Challenge |
Print out every record exactly as it appears.
[start Source records]
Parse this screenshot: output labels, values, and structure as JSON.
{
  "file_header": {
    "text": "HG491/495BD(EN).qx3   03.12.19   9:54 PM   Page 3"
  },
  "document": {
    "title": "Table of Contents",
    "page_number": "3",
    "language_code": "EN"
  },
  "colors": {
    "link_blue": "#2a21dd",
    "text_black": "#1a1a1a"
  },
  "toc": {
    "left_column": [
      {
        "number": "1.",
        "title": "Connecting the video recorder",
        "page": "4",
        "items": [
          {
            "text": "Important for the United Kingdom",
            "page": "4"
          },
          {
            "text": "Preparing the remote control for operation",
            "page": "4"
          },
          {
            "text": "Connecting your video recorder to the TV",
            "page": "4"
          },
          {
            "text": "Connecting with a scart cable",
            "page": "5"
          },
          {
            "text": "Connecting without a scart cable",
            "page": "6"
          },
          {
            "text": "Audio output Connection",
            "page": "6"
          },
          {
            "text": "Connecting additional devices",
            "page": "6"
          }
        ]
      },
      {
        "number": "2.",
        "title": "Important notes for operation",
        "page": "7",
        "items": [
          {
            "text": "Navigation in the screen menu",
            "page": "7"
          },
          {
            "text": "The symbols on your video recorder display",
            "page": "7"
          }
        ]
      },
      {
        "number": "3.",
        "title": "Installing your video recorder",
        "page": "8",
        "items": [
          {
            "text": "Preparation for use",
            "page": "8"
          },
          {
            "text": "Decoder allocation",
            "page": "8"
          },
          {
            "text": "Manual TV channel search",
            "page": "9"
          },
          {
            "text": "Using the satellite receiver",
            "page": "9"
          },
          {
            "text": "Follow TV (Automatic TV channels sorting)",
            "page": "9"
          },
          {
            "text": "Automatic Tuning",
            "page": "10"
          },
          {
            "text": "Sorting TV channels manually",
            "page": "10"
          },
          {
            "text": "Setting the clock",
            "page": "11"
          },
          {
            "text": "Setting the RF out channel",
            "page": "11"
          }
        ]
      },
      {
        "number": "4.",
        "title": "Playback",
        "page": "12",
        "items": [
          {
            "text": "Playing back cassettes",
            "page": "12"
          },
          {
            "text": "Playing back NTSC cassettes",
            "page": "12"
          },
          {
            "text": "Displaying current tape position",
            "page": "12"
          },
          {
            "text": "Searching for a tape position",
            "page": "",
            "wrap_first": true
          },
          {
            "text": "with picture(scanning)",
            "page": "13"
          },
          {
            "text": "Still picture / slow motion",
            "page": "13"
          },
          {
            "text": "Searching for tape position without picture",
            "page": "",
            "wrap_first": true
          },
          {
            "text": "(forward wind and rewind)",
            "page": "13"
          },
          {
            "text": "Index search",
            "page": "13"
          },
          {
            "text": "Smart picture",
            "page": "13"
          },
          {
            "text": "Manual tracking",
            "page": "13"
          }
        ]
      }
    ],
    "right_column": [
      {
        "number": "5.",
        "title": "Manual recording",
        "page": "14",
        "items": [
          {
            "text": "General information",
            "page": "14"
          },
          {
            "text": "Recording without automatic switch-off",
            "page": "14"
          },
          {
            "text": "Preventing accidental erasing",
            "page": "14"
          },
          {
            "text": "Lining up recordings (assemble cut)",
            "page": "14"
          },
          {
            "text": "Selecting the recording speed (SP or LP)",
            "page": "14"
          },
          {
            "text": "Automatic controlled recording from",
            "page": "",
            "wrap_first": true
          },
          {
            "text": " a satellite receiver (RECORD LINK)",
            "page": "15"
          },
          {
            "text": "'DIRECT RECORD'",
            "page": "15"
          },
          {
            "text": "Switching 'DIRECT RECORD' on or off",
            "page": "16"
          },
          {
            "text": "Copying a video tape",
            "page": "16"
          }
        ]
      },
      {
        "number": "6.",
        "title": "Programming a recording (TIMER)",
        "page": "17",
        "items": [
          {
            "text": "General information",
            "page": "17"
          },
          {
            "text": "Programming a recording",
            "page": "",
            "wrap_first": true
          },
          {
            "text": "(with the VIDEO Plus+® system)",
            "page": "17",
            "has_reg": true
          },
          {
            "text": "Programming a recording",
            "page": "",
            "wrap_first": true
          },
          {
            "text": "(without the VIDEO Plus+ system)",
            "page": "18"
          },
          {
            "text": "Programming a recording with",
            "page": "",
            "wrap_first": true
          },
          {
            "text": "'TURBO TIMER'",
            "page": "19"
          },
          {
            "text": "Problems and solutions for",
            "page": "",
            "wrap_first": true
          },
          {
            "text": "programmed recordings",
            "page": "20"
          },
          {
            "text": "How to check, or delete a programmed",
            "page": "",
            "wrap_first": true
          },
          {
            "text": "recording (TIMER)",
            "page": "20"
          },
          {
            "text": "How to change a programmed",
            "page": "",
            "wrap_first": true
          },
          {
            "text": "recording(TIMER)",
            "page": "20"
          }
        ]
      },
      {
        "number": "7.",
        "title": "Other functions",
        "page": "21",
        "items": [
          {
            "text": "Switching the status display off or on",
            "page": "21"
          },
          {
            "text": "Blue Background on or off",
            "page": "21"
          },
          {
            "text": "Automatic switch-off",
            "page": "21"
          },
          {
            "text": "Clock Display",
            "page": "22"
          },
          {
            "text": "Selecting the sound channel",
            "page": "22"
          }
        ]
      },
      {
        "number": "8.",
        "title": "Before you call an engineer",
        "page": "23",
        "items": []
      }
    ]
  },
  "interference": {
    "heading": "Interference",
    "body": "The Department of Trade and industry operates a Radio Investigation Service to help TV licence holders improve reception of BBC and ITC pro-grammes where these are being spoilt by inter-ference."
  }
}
[end Source records]
Solution to the exercise |
Parse this screenshot: output labels, values, and structure as JSON.
{
  "file_header": {
    "text": "HG491/495BD(EN).qx3   03.12.19   9:54 PM   Page 3"
  },
  "document": {
    "title": "Table of Contents",
    "page_number": "3",
    "language_code": "EN"
  },
  "colors": {
    "link_blue": "#2a21dd",
    "text_black": "#1a1a1a"
  },
  "toc": {
    "left_column": [
      {
        "number": "1.",
        "title": "Connecting the video recorder",
        "page": "4",
        "items": [
          {
            "text": "Important for the United Kingdom",
            "page": "4"
          },
          {
            "text": "Preparing the remote control for operation",
            "page": "4"
          },
          {
            "text": "Connecting your video recorder to the TV",
            "page": "4"
          },
          {
            "text": "Connecting with a scart cable",
            "page": "5"
          },
          {
            "text": "Connecting without a scart cable",
            "page": "6"
          },
          {
            "text": "Audio output Connection",
            "page": "6"
          },
          {
            "text": "Connecting additional devices",
            "page": "6"
          }
        ]
      },
      {
        "number": "2.",
        "title": "Important notes for operation",
        "page": "7",
        "items": [
          {
            "text": "Navigation in the screen menu",
            "page": "7"
          },
          {
            "text": "The symbols on your video recorder display",
            "page": "7"
          }
        ]
      },
      {
        "number": "3.",
        "title": "Installing your video recorder",
        "page": "8",
        "items": [
          {
            "text": "Preparation for use",
            "page": "8"
          },
          {
            "text": "Decoder allocation",
            "page": "8"
          },
          {
            "text": "Manual TV channel search",
            "page": "9"
          },
          {
            "text": "Using the satellite receiver",
            "page": "9"
          },
          {
            "text": "Follow TV (Automatic TV channels sorting)",
            "page": "9"
          },
          {
            "text": "Automatic Tuning",
            "page": "10"
          },
          {
            "text": "Sorting TV channels manually",
            "page": "10"
          },
          {
            "text": "Setting the clock",
            "page": "11"
          },
          {
            "text": "Setting the RF out channel",
            "page": "11"
          }
        ]
      },
      {
        "number": "4.",
        "title": "Playback",
        "page": "12",
        "items": [
          {
            "text": "Playing back cassettes",
            "page": "12"
          },
          {
            "text": "Playing back NTSC cassettes",
            "page": "12"
          },
          {
            "text": "Displaying current tape position",
            "page": "12"
          },
          {
            "text": "Searching for a tape position",
            "page": "",
            "wrap_first": true
          },
          {
            "text": "with picture(scanning)",
            "page": "13"
          },
          {
            "text": "Still picture / slow motion",
            "page": "13"
          },
          {
            "text": "Searching for tape position without picture",
            "page": "",
            "wrap_first": true
          },
          {
            "text": "(forward wind and rewind)",
            "page": "13"
          },
          {
            "text": "Index search",
            "page": "13"
          },
          {
            "text": "Smart picture",
            "page": "13"
          },
          {
            "text": "Manual tracking",
            "page": "13"
          }
        ]
      }
    ],
    "right_column": [
      {
        "number": "5.",
        "title": "Manual recording",
        "page": "14",
        "items": [
          {
            "text": "General information",
            "page": "14"
          },
          {
            "text": "Recording without automatic switch-off",
            "page": "14"
          },
          {
            "text": "Preventing accidental erasing",
            "page": "14"
          },
          {
            "text": "Lining up recordings (assemble cut)",
            "page": "14"
          },
          {
            "text": "Selecting the recording speed (SP or LP)",
            "page": "14"
          },
          {
            "text": "Automatic controlled recording from",
            "page": "",
            "wrap_first": true
          },
          {
            "text": " a satellite receiver (RECORD LINK)",
            "page": "15"
          },
          {
            "text": "'DIRECT RECORD'",
            "page": "15"
          },
          {
            "text": "Switching 'DIRECT RECORD' on or off",
            "page": "16"
          },
          {
            "text": "Copying a video tape",
            "page": "16"
          }
        ]
      },
      {
        "number": "6.",
        "title": "Programming a recording (TIMER)",
        "page": "17",
        "items": [
          {
            "text": "General information",
            "page": "17"
          },
          {
            "text": "Programming a recording",
            "page": "",
            "wrap_first": true
          },
          {
            "text": "(with the VIDEO Plus+® system)",
            "page": "17",
            "has_reg": true
          },
          {
            "text": "Programming a recording",
            "page": "",
            "wrap_first": true
          },
          {
            "text": "(without the VIDEO Plus+ system)",
            "page": "18"
          },
          {
            "text": "Programming a recording with",
            "page": "",
            "wrap_first": true
          },
          {
            "text": "'TURBO TIMER'",
            "page": "19"
          },
          {
            "text": "Problems and solutions for",
            "page": "",
            "wrap_first": true
          },
          {
            "text": "programmed recordings",
            "page": "20"
          },
          {
            "text": "How to check, or delete a programmed",
            "page": "",
            "wrap_first": true
          },
          {
            "text": "recording (TIMER)",
            "page": "20"
          },
          {
            "text": "How to change a programmed",
            "page": "",
            "wrap_first": true
          },
          {
            "text": "recording(TIMER)",
            "page": "20"
          }
        ]
      },
      {
        "number": "7.",
        "title": "Other functions",
        "page": "21",
        "items": [
          {
            "text": "Switching the status display off or on",
            "page": "21"
          },
          {
            "text": "Blue Background on or off",
            "page": "21"
          },
          {
            "text": "Automatic switch-off",
            "page": "21"
          },
          {
            "text": "Clock Display",
            "page": "22"
          },
          {
            "text": "Selecting the sound channel",
            "page": "22"
          }
        ]
      },
      {
        "number": "8.",
        "title": "Before you call an engineer",
        "page": "23",
        "items": []
      }
    ]
  },
  "interference": {
    "heading": "Interference",
    "body": "The Department of Trade and industry operates a Radio Investigation Service to help TV licence holders improve reception of BBC and ITC pro-grammes where these are being spoilt by inter-ference."
  }
}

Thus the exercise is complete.